(Figure collection entries)
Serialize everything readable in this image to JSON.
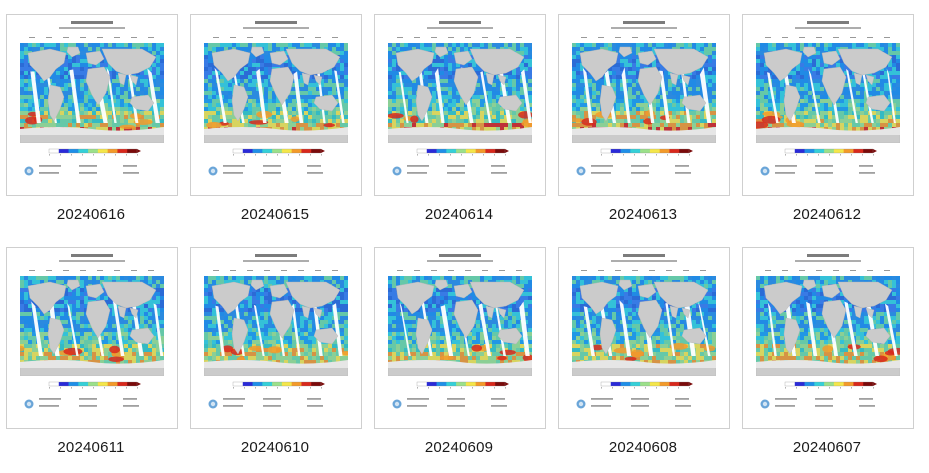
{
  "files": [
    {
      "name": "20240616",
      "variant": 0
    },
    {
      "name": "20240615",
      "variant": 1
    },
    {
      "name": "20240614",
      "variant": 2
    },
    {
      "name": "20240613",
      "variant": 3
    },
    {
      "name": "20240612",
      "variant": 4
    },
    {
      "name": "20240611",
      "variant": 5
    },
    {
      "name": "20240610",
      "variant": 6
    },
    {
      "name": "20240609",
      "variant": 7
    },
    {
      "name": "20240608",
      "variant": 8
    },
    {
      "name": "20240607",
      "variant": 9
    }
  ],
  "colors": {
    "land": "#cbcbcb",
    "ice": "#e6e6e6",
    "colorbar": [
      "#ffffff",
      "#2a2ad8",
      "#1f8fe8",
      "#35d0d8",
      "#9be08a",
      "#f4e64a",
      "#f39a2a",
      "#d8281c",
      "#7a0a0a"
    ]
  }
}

==

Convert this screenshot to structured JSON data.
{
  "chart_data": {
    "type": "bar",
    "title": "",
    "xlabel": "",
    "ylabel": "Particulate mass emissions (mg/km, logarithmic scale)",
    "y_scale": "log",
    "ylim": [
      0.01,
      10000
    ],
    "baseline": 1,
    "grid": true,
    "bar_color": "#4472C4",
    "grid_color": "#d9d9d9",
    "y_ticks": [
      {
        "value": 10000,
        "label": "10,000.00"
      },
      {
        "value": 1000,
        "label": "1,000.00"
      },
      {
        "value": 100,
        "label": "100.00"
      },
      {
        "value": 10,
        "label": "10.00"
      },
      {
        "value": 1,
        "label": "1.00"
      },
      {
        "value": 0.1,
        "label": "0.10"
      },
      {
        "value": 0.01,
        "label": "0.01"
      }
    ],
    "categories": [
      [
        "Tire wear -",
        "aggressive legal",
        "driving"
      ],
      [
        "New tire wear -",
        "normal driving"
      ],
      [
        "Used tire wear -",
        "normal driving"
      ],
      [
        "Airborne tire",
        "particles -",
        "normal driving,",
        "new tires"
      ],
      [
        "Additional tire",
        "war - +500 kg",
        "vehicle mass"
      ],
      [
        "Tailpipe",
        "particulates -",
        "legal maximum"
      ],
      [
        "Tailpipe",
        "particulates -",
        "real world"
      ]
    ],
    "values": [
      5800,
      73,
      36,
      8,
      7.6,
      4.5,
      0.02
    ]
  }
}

Your objective = Say how many lines of the material contain the word "JSON", with no other text.

Task result = 2